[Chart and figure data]

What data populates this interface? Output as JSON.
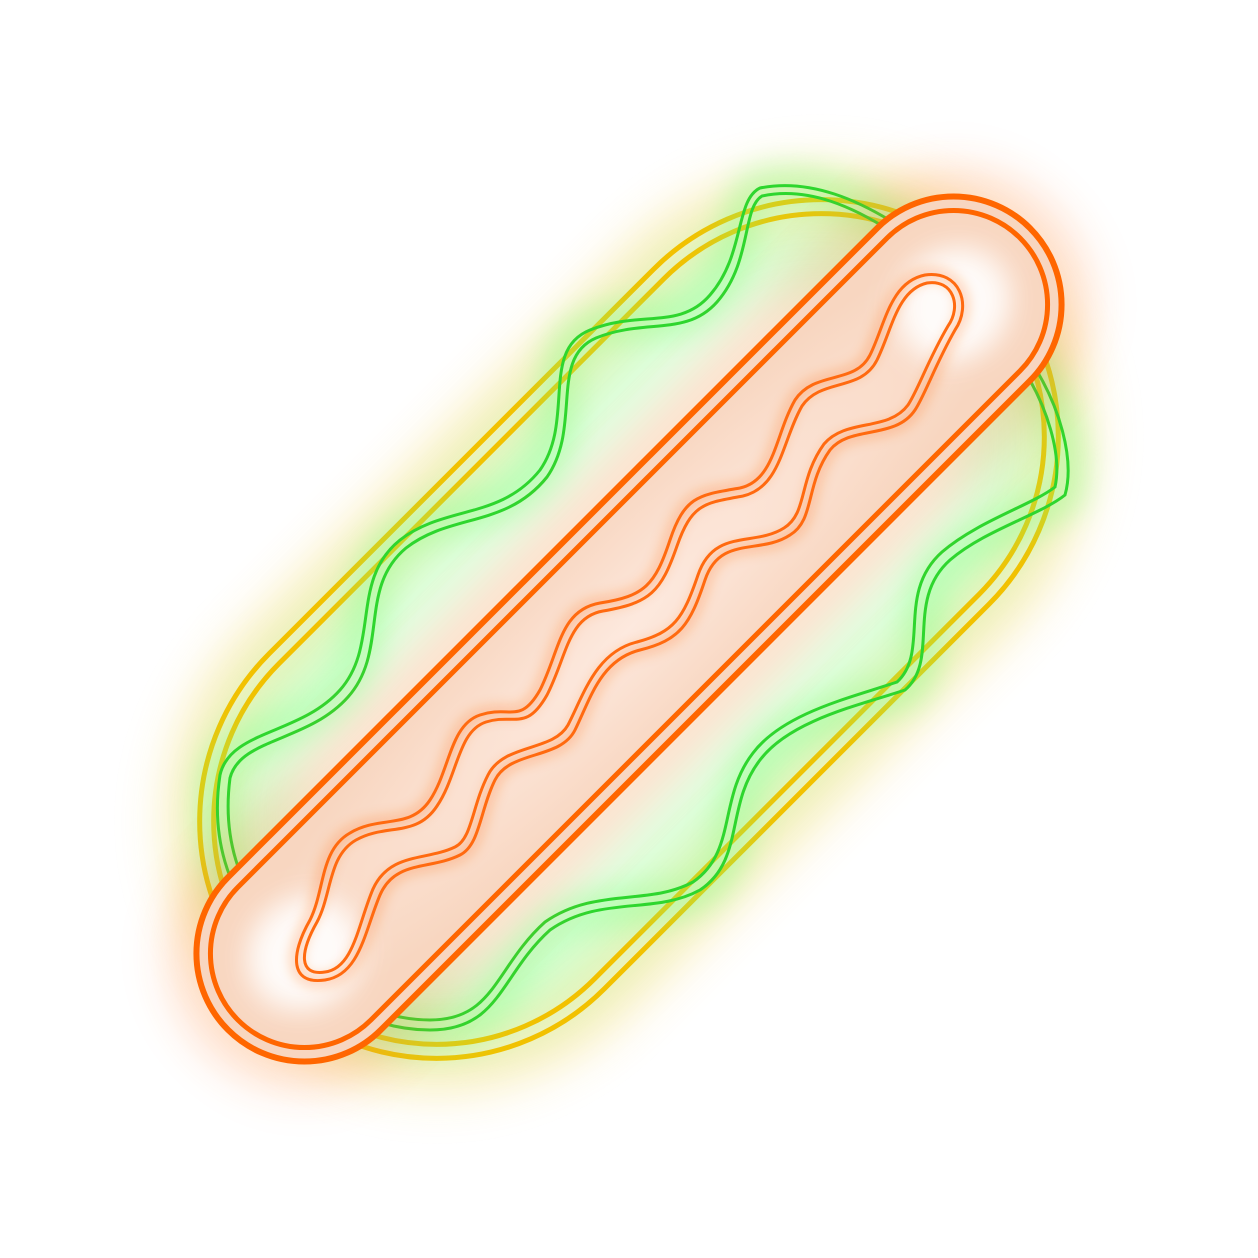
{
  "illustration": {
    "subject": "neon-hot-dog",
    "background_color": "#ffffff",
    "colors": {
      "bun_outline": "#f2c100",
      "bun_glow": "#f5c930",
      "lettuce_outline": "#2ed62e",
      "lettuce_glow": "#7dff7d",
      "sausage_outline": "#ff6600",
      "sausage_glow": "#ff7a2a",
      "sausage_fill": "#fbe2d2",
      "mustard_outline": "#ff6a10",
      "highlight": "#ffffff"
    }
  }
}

▸ Challenge: The records shown above are to be repeated exactly, with the pictures left out.

▸ Response to this exercise:
What data populates this interface? Output as JSON.
{
  "illustration": {
    "subject": "neon-hot-dog",
    "background_color": "#ffffff",
    "colors": {
      "bun_outline": "#f2c100",
      "bun_glow": "#f5c930",
      "lettuce_outline": "#2ed62e",
      "lettuce_glow": "#7dff7d",
      "sausage_outline": "#ff6600",
      "sausage_glow": "#ff7a2a",
      "sausage_fill": "#fbe2d2",
      "mustard_outline": "#ff6a10",
      "highlight": "#ffffff"
    }
  }
}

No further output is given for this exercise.